Below are some records. Say how many of their lines include the string "text", giving only the number.

____ RECORDS FOR PROCESSING

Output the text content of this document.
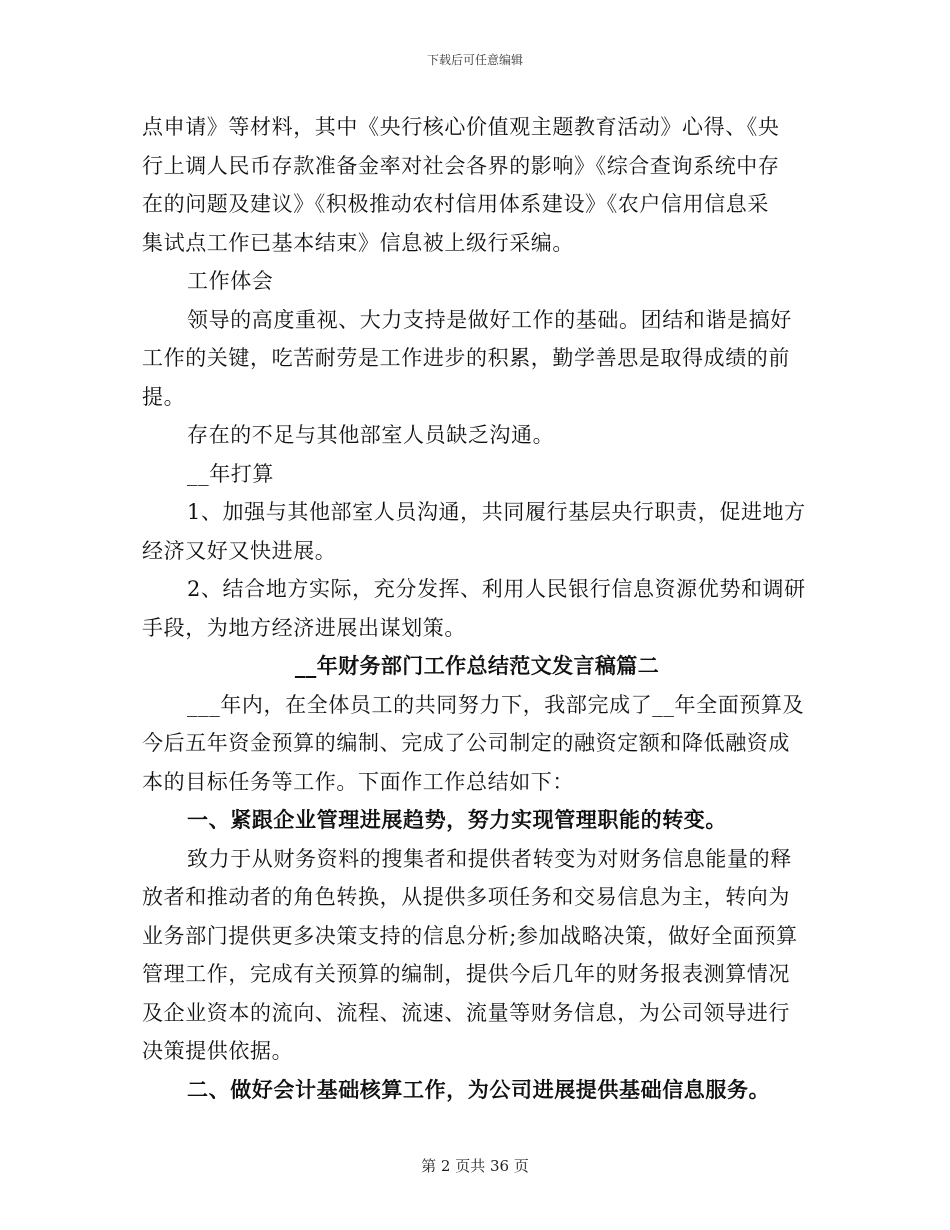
下载后可任意编辑
点申请》等材料，其中《央行核心价值观主题教育活动》心得、《央
行上调人民币存款准备金率对社会各界的影响》《综合查询系统中存
在的问题及建议》《积极推动农村信用体系建设》《农户信用信息采
集试点工作已基本结束》信息被上级行采编。
工作体会
领导的高度重视、大力支持是做好工作的基础。团结和谐是搞好
工作的关键，吃苦耐劳是工作进步的积累，勤学善思是取得成绩的前
提。
存在的不足与其他部室人员缺乏沟通。
__年打算
1、加强与其他部室人员沟通，共同履行基层央行职责，促进地方
经济又好又快进展。
2、结合地方实际，充分发挥、利用人民银行信息资源优势和调研
手段，为地方经济进展出谋划策。
__年财务部门工作总结范文发言稿篇二
___年内，在全体员工的共同努力下，我部完成了__年全面预算及
今后五年资金预算的编制、完成了公司制定的融资定额和降低融资成
本的目标任务等工作。下面作工作总结如下：
一、紧跟企业管理进展趋势，努力实现管理职能的转变。
致力于从财务资料的搜集者和提供者转变为对财务信息能量的释
放者和推动者的角色转换，从提供多项任务和交易信息为主，转向为
业务部门提供更多决策支持的信息分析;参加战略决策，做好全面预算
管理工作，完成有关预算的编制，提供今后几年的财务报表测算情况
及企业资本的流向、流程、流速、流量等财务信息，为公司领导进行
决策提供依据。
二、做好会计基础核算工作，为公司进展提供基础信息服务。
第 2 页共 36 页
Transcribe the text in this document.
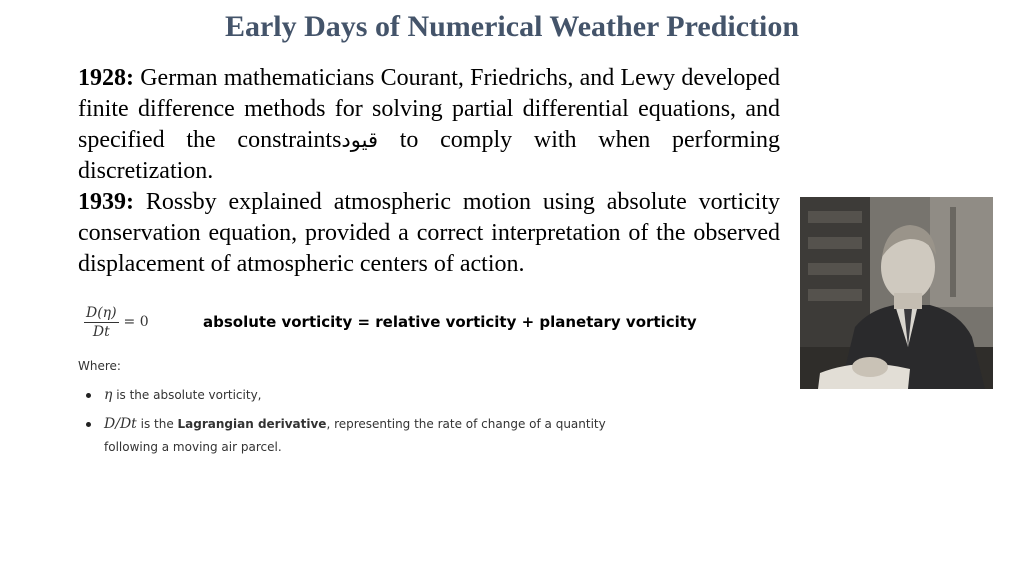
Early Days of Numerical Weather Prediction

1928: German mathematicians Courant, Friedrichs, and Lewy developed finite difference methods for solving partial differential equations, and specified the constraintsقيود to comply with when performing discretization.

1939: Rossby explained atmospheric motion using absolute vorticity conservation equation, provided a correct interpretation of the observed displacement of atmospheric centers of action.

$\frac{D(\eta)}{Dt} = 0$	absolute vorticity = relative vorticity + planetary vorticity
Where:
η is the absolute vorticity,
D/Dt is the Lagrangian derivative, representing the rate of change of a quantity following a moving air parcel.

________

● WRITTEN ANSWER
2